▸ EXERCISE GOAL: Make an exact copy of the entries below.

**********

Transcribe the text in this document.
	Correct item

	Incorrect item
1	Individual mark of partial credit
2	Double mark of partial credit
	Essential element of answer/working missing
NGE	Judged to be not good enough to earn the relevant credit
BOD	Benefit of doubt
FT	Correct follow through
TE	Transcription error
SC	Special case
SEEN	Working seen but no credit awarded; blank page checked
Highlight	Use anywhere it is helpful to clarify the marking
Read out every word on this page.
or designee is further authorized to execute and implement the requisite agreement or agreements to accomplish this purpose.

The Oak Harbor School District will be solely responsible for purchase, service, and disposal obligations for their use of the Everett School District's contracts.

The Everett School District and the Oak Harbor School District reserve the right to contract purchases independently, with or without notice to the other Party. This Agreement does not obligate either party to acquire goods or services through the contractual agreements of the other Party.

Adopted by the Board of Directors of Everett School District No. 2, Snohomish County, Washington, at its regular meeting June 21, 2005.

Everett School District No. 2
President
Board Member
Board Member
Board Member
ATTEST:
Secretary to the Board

**********

▸ WRITTEN ANSWER:
Transcribe the text in this document.
	Correct item

	Incorrect item
1	Individual mark of partial credit
2	Double mark of partial credit
	Essential element of answer/working missing
NGE	Judged to be not good enough to earn the relevant credit
BOD	Benefit of doubt
FT	Correct follow through
TE	Transcription error
SC	Special case
SEEN	Working seen but no credit awarded; blank page checked
Highlight	Use anywhere it is helpful to clarify the marking
Read out every word on this page.
or designee is further authorized to execute and implement the requisite agreement or agreements to accomplish this purpose.

The Oak Harbor School District will be solely responsible for purchase, service, and disposal obligations for their use of the Everett School District's contracts.

The Everett School District and the Oak Harbor School District reserve the right to contract purchases independently, with or without notice to the other Party. This Agreement does not obligate either party to acquire goods or services through the contractual agreements of the other Party.

Adopted by the Board of Directors of Everett School District No. 2, Snohomish County, Washington, at its regular meeting June 21, 2005.

Everett School District No. 2
President
Board Member
Board Member
Board Member
ATTEST:
Secretary to the Board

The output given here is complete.